TASK OBJECTIVE
Filter this material down to the lines that hold "list", copying each one.

= = = = =

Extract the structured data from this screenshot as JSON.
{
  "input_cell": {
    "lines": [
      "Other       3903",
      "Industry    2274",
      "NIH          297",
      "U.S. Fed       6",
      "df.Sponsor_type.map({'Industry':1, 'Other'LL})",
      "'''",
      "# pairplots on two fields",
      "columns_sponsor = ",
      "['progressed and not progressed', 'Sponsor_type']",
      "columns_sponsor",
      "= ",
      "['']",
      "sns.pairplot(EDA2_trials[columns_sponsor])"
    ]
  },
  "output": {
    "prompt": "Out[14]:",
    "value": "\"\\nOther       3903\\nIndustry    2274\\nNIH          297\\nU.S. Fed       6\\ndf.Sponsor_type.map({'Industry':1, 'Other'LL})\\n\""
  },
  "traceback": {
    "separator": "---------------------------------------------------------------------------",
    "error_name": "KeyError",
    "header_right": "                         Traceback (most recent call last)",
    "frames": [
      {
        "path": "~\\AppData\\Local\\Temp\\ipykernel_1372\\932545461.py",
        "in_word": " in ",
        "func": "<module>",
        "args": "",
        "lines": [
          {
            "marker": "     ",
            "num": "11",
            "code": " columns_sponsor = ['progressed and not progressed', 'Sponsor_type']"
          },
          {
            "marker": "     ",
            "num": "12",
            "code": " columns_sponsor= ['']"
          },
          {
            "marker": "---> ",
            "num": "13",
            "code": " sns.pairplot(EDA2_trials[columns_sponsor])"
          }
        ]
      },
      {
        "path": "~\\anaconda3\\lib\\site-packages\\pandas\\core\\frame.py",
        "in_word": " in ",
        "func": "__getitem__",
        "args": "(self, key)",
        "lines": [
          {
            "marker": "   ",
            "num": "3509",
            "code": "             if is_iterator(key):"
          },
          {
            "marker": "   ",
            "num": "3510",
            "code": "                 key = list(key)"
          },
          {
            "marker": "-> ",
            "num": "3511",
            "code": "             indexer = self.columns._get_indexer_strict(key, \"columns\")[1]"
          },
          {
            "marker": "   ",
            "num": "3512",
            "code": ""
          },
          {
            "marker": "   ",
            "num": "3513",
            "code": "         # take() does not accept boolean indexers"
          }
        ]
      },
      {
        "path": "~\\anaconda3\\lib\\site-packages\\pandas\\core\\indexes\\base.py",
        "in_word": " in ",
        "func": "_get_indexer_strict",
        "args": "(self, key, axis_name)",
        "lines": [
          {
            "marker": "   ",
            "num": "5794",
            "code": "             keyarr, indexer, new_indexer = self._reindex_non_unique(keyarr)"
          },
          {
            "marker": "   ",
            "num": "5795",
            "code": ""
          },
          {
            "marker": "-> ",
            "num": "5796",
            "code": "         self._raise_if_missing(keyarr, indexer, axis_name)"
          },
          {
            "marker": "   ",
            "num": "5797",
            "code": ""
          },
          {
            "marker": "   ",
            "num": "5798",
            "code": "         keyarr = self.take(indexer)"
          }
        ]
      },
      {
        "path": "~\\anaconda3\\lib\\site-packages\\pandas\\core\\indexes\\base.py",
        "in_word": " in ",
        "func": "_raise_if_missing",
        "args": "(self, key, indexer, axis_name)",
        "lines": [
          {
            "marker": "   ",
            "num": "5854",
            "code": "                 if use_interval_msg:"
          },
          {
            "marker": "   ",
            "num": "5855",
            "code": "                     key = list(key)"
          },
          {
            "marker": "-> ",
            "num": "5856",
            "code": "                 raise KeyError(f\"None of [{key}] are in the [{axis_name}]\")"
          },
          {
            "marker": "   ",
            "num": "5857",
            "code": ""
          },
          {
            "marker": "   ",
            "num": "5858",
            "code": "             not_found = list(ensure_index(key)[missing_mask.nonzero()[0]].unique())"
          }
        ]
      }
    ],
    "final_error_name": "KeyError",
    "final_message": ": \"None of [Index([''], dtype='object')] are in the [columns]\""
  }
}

= = = = =

IN RESPONSE
            "code": "                 key = list(key)"
            "code": "                     key = list(key)"
            "code": "             not_found = list(ensure_index(key)[missing_mask.nonzero()[0]].unique())"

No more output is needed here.